_Written request_: Without pictures, repeat exactly the lines from the one containing "What's the underlying" through the end of the entries.

* Start *

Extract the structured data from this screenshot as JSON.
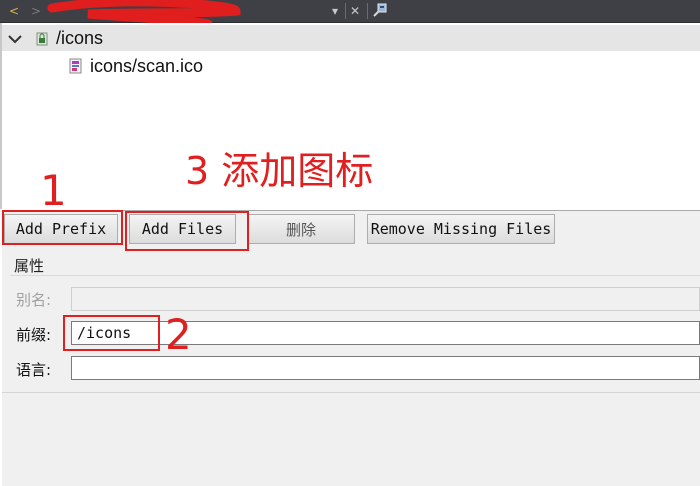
{
  "toolbar": {
    "back_glyph": "<",
    "forward_glyph": ">",
    "dropdown_glyph": "▾",
    "close_glyph": "✕"
  },
  "tree": {
    "prefix_label": "/icons",
    "file_label": "icons/scan.ico"
  },
  "buttons": {
    "add_prefix": "Add Prefix",
    "add_files": "Add Files",
    "delete": "删除",
    "remove_missing": "Remove Missing Files"
  },
  "properties": {
    "title": "属性",
    "alias_label": "别名:",
    "alias_value": "",
    "prefix_label": "前缀:",
    "prefix_value": "/icons",
    "language_label": "语言:",
    "language_value": ""
  },
  "annotations": {
    "step1": "1",
    "step2": "2",
    "step3": "3 添加图标",
    "color": "#e02020"
  },
  "colors": {
    "toolbar_bg": "#3f4046",
    "selection_bg": "#e5e5e5",
    "panel_bg": "#f0f0f0"
  }
}
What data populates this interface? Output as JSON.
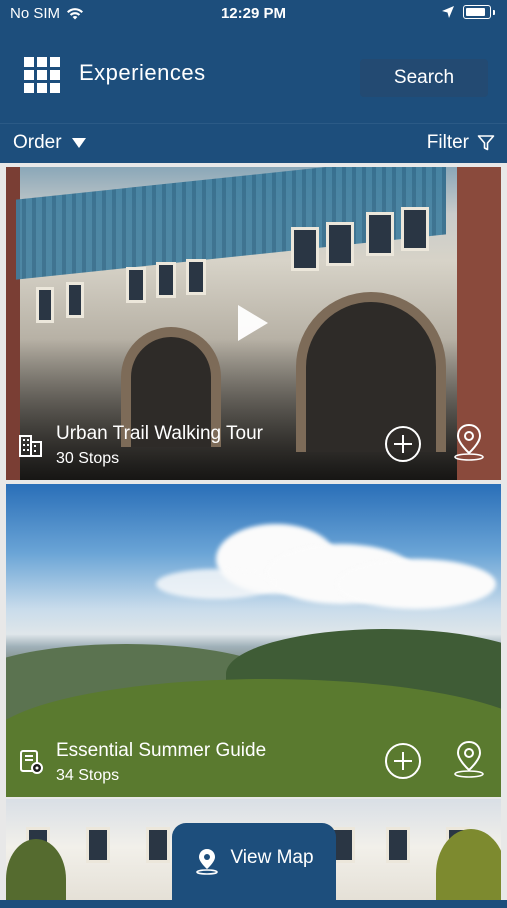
{
  "status_bar": {
    "carrier": "No SIM",
    "time": "12:29 PM"
  },
  "header": {
    "title": "Experiences",
    "search_label": "Search",
    "menu_icon": "grid-icon"
  },
  "subbar": {
    "order_label": "Order",
    "filter_label": "Filter"
  },
  "cards": [
    {
      "title": "Urban Trail Walking Tour",
      "subtitle": "30 Stops",
      "type_icon": "building-icon",
      "has_video": true
    },
    {
      "title": "Essential Summer Guide",
      "subtitle": "34 Stops",
      "type_icon": "guide-icon",
      "has_video": false
    }
  ],
  "view_map": {
    "label": "View Map"
  },
  "colors": {
    "brand": "#1d4e7c",
    "search_bg": "#234a72"
  }
}
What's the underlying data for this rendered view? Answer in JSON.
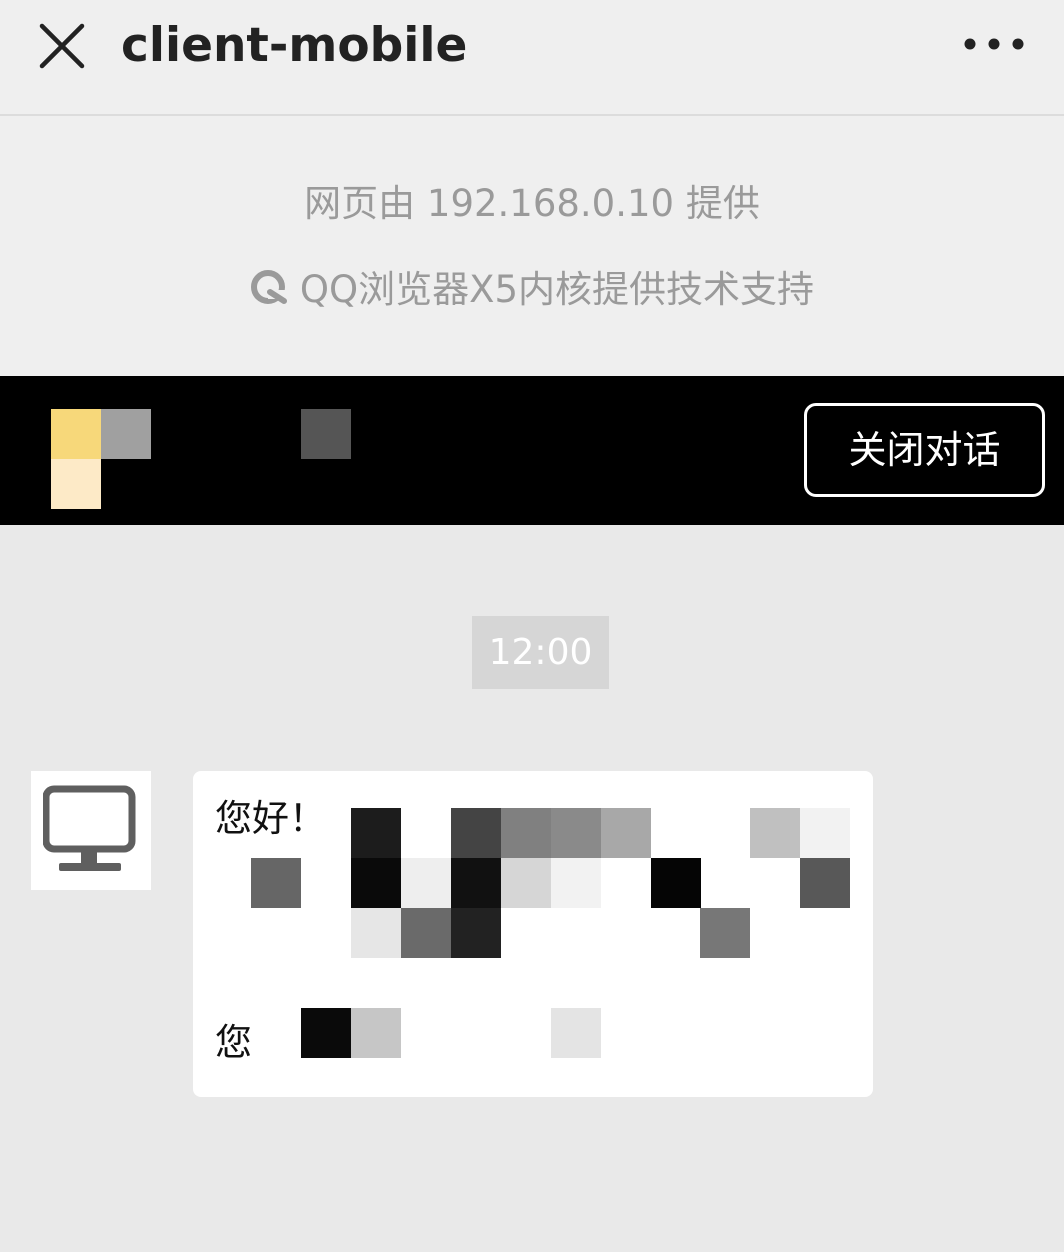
{
  "topbar": {
    "title": "client-mobile",
    "close_icon": "close-icon",
    "more_icon": "more-horizontal-icon"
  },
  "provider": {
    "source_text": "网页由 192.168.0.10 提供",
    "engine_text": "QQ浏览器X5内核提供技术支持",
    "engine_icon": "x5-browser-icon"
  },
  "chat_header": {
    "end_chat_label": "关闭对话"
  },
  "chat": {
    "timestamp": "12:00",
    "avatar_icon": "monitor-icon",
    "message": {
      "line1": "您好！",
      "line2": "您"
    }
  },
  "colors": {
    "header_bg": "#000000",
    "page_bg": "#e9e9e9",
    "topbar_bg": "#efefef",
    "muted_text": "#9a9a9a"
  }
}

* End *

_Result below_:
What's the underlying data for this rendered view? Answer in JSON.
{
  "topbar": {
    "title": "client-mobile",
    "close_icon": "close-icon",
    "more_icon": "more-horizontal-icon"
  },
  "provider": {
    "source_text": "网页由 192.168.0.10 提供",
    "engine_text": "QQ浏览器X5内核提供技术支持",
    "engine_icon": "x5-browser-icon"
  },
  "chat_header": {
    "end_chat_label": "关闭对话"
  },
  "chat": {
    "timestamp": "12:00",
    "avatar_icon": "monitor-icon",
    "message": {
      "line1": "您好！",
      "line2": "您"
    }
  },
  "colors": {
    "header_bg": "#000000",
    "page_bg": "#e9e9e9",
    "topbar_bg": "#efefef",
    "muted_text": "#9a9a9a"
  }
}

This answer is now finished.